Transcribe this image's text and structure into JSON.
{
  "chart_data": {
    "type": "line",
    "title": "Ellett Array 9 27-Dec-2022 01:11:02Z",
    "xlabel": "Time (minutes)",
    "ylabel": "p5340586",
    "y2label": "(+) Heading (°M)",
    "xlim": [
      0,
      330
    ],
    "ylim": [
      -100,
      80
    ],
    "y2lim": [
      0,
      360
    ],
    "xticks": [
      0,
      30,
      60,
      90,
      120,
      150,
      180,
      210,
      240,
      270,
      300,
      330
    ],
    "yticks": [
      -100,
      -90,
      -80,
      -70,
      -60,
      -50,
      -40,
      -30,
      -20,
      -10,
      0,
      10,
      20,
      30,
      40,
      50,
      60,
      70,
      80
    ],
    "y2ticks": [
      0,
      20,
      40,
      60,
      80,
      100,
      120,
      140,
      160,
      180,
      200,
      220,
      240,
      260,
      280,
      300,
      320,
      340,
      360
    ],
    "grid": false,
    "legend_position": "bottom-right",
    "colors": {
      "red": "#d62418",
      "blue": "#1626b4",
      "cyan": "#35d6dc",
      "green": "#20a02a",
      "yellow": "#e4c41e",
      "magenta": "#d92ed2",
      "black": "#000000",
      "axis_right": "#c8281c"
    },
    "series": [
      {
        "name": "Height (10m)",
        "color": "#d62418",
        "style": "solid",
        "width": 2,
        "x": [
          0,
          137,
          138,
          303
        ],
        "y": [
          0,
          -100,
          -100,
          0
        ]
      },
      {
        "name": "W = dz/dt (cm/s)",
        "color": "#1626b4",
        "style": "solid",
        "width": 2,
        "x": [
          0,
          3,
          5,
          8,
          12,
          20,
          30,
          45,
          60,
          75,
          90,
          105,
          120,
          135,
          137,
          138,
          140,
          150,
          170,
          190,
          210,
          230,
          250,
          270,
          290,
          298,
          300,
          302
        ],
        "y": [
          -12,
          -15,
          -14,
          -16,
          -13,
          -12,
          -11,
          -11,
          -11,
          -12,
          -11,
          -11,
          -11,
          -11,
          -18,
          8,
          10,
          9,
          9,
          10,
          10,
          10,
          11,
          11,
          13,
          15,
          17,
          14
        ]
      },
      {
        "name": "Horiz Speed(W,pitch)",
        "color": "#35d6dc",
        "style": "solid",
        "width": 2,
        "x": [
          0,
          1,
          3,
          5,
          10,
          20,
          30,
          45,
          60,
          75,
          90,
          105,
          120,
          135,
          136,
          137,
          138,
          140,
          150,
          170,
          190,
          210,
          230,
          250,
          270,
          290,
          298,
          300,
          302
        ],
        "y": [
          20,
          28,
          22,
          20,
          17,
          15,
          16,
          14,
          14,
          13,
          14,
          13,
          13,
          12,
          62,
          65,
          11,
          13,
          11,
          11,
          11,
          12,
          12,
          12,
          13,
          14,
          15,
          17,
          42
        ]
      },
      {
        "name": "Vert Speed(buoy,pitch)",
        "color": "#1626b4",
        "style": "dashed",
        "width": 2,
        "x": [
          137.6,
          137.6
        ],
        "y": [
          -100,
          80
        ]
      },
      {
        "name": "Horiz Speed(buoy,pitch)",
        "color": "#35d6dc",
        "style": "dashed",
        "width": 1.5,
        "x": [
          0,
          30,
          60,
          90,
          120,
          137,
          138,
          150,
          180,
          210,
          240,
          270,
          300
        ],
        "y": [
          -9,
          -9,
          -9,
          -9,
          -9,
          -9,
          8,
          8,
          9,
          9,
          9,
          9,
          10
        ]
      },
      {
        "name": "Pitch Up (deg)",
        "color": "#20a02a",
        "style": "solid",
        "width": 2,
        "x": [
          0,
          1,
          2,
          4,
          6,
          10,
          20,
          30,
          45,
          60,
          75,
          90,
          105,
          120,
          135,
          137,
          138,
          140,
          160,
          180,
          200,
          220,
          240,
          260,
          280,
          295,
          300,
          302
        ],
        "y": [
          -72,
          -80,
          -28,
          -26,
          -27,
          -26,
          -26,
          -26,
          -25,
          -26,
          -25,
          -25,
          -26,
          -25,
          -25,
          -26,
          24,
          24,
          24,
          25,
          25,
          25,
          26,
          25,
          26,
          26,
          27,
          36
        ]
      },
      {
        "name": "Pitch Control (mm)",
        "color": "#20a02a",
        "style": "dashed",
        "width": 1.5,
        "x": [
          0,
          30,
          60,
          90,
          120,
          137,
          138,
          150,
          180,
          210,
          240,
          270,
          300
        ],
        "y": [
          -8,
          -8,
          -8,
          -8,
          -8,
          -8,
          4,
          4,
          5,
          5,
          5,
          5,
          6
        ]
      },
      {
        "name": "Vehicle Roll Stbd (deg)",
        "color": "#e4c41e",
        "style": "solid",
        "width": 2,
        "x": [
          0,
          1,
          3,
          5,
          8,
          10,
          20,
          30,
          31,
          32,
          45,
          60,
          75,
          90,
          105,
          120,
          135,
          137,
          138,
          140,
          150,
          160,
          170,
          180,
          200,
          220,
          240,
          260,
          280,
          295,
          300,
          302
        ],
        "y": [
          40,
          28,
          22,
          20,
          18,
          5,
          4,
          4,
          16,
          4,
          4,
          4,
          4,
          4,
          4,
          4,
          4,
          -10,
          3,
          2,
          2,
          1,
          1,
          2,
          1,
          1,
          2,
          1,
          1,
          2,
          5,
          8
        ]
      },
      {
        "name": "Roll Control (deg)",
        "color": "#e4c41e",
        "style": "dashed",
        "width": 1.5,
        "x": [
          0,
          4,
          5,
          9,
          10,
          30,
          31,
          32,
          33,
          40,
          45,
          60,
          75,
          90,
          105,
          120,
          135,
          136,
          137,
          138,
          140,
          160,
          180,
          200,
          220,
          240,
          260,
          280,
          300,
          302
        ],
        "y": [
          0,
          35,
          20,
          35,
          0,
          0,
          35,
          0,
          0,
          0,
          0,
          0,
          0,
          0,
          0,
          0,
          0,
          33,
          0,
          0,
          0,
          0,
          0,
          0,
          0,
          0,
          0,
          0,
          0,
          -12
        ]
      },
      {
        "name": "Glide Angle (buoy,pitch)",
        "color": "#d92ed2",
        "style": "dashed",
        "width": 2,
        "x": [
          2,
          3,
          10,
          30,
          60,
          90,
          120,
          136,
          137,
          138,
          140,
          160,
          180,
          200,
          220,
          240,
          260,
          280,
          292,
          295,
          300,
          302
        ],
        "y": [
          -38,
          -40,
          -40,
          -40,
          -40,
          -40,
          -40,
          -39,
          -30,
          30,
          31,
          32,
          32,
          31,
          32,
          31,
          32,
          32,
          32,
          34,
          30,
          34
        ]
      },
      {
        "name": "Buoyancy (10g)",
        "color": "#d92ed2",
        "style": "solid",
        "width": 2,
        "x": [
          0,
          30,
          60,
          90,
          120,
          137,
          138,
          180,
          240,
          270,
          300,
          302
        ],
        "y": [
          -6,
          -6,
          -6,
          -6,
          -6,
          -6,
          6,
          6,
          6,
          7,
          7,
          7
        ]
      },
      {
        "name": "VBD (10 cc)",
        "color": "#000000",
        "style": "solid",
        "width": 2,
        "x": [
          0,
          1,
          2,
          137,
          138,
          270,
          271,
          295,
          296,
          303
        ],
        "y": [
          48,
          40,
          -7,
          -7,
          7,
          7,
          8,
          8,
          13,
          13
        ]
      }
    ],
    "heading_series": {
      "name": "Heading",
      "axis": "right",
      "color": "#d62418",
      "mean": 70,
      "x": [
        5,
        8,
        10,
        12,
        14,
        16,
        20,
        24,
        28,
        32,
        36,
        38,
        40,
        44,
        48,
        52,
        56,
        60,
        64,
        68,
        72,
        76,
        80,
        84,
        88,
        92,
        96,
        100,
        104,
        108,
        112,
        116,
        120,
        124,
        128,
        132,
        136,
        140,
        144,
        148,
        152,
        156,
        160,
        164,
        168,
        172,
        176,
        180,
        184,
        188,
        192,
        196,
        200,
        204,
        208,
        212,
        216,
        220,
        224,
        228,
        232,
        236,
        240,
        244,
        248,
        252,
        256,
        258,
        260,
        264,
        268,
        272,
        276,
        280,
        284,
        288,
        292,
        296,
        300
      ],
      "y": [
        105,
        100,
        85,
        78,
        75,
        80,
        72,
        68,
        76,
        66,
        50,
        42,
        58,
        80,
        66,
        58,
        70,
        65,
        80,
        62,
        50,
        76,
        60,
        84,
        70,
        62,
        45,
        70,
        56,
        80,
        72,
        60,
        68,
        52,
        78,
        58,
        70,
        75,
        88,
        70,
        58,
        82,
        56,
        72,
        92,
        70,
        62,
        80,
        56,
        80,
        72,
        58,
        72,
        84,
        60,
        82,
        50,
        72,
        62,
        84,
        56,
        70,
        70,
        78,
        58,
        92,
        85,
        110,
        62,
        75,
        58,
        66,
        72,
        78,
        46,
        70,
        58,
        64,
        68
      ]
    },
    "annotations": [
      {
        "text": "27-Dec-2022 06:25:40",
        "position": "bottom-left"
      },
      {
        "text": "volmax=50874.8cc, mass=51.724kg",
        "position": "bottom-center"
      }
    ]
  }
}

## What to work on
Determine how many of the lines above hold the word "text", and output that number by itself.

## Result below
3